# start of RAW RECORDS

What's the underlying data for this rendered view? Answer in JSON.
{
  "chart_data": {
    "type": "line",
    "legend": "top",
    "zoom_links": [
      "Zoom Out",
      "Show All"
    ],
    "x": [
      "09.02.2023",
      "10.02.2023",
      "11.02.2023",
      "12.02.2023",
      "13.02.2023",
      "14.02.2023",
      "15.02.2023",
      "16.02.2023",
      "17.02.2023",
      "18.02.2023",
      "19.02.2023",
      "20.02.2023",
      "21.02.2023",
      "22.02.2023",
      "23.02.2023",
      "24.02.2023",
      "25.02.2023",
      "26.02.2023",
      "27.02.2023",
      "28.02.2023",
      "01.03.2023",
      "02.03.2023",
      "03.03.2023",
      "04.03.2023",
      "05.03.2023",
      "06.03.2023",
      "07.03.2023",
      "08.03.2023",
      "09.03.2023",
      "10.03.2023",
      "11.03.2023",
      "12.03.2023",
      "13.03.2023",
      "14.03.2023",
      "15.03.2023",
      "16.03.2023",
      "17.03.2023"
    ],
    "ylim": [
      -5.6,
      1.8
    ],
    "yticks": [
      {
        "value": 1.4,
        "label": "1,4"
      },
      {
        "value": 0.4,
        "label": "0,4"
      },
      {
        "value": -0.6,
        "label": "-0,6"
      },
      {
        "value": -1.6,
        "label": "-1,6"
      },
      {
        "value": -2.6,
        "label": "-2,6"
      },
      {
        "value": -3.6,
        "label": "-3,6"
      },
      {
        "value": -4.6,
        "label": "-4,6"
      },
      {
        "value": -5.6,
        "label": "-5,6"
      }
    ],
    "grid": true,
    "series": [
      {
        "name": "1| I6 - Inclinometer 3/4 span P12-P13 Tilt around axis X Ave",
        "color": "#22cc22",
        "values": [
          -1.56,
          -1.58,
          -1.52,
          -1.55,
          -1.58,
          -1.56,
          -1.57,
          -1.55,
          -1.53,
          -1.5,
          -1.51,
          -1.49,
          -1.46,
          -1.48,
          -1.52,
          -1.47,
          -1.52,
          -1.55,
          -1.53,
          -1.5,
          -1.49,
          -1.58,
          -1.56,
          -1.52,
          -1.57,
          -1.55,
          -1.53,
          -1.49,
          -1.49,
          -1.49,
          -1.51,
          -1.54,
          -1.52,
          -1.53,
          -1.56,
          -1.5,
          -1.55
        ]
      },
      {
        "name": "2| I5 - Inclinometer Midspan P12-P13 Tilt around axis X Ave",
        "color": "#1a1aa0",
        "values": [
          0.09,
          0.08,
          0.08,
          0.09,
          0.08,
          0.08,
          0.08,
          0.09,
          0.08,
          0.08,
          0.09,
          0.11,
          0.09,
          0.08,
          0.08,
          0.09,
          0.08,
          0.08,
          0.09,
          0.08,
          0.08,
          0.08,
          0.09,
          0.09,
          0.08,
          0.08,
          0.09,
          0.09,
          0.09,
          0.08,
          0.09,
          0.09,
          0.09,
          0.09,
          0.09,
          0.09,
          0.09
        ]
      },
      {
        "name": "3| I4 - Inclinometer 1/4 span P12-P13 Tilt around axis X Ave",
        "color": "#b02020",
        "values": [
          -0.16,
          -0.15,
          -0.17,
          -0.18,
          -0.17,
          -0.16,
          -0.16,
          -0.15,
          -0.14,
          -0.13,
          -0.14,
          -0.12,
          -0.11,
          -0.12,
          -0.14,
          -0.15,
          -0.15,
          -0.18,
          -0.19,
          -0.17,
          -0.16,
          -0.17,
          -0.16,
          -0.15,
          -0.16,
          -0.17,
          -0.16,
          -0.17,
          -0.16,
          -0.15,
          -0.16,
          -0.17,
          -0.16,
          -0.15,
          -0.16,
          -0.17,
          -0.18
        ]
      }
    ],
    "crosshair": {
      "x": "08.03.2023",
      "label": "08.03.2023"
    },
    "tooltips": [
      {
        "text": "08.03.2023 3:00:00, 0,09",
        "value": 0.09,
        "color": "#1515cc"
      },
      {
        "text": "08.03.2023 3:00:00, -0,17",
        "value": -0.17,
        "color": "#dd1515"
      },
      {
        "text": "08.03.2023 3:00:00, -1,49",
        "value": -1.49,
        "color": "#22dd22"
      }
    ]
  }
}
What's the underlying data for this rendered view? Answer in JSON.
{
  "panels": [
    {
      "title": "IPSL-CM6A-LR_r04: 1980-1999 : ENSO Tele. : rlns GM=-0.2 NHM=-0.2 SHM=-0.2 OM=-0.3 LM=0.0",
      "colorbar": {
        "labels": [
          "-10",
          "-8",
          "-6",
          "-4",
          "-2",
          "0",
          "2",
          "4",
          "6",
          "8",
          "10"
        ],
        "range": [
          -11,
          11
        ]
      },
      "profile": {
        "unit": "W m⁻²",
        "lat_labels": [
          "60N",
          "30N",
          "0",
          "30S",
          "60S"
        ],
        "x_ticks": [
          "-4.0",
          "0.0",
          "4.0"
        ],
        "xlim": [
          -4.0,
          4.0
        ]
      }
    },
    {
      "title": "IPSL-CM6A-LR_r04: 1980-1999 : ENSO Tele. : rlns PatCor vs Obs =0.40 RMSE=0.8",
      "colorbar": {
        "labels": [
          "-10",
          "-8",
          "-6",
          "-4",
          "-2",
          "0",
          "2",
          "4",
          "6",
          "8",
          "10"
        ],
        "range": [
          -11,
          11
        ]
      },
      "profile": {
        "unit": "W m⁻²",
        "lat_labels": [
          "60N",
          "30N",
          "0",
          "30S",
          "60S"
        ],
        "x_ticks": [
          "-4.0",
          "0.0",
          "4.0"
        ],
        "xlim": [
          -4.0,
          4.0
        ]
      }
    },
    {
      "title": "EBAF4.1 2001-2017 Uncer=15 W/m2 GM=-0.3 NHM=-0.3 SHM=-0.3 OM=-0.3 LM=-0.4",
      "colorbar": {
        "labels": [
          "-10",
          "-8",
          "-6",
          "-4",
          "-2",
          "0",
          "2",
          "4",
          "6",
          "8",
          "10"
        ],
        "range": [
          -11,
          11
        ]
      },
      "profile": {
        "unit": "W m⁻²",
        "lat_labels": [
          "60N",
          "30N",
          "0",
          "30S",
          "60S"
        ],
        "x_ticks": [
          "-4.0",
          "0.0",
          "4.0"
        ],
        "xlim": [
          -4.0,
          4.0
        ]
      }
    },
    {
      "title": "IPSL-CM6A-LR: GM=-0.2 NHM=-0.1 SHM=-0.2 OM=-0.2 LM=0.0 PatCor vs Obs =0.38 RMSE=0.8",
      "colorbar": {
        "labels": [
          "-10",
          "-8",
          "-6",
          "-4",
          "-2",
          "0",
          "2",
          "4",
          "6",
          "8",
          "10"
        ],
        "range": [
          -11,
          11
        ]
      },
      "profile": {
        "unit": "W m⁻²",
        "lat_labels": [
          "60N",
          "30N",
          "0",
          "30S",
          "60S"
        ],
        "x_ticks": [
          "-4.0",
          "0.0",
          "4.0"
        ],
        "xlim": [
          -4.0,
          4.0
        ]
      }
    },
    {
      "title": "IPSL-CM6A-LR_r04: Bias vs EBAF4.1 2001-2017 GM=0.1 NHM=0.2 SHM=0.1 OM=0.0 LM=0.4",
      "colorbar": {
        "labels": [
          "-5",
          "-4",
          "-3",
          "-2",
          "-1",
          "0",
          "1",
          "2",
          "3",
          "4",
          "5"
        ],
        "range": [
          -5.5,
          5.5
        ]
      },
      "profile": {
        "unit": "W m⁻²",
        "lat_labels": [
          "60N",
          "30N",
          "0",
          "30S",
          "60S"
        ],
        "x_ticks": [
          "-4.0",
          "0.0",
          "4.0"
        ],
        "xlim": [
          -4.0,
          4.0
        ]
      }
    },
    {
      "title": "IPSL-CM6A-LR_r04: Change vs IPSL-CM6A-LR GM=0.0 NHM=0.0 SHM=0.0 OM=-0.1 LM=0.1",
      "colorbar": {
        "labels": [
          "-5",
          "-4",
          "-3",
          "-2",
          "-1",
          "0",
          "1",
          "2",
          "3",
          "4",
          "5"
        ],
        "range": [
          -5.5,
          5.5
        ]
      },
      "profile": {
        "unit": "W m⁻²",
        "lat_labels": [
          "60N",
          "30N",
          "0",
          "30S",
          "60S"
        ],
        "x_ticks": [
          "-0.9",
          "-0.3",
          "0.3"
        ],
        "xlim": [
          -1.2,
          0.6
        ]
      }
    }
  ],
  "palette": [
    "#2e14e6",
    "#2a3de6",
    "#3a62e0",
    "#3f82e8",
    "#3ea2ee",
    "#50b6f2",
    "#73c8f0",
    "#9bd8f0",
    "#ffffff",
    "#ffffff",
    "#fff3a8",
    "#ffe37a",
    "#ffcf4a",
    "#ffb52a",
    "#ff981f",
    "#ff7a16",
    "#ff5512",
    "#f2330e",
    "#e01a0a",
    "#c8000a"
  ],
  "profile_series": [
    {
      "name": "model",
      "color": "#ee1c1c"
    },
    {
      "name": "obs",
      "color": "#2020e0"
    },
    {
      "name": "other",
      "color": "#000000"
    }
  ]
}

# end of RAW RECORDS

* _PROBLEM TO SOLVE_
Return all lines with the word "RMSE" in them.

* _EXPECTED ANSWER_
      "title": "IPSL-CM6A-LR_r04: 1980-1999 : ENSO Tele. : rlns PatCor vs Obs =0.40 RMSE=0.8",
      "title": "IPSL-CM6A-LR: GM=-0.2 NHM=-0.1 SHM=-0.2 OM=-0.2 LM=0.0 PatCor vs Obs =0.38 RMSE=0.8",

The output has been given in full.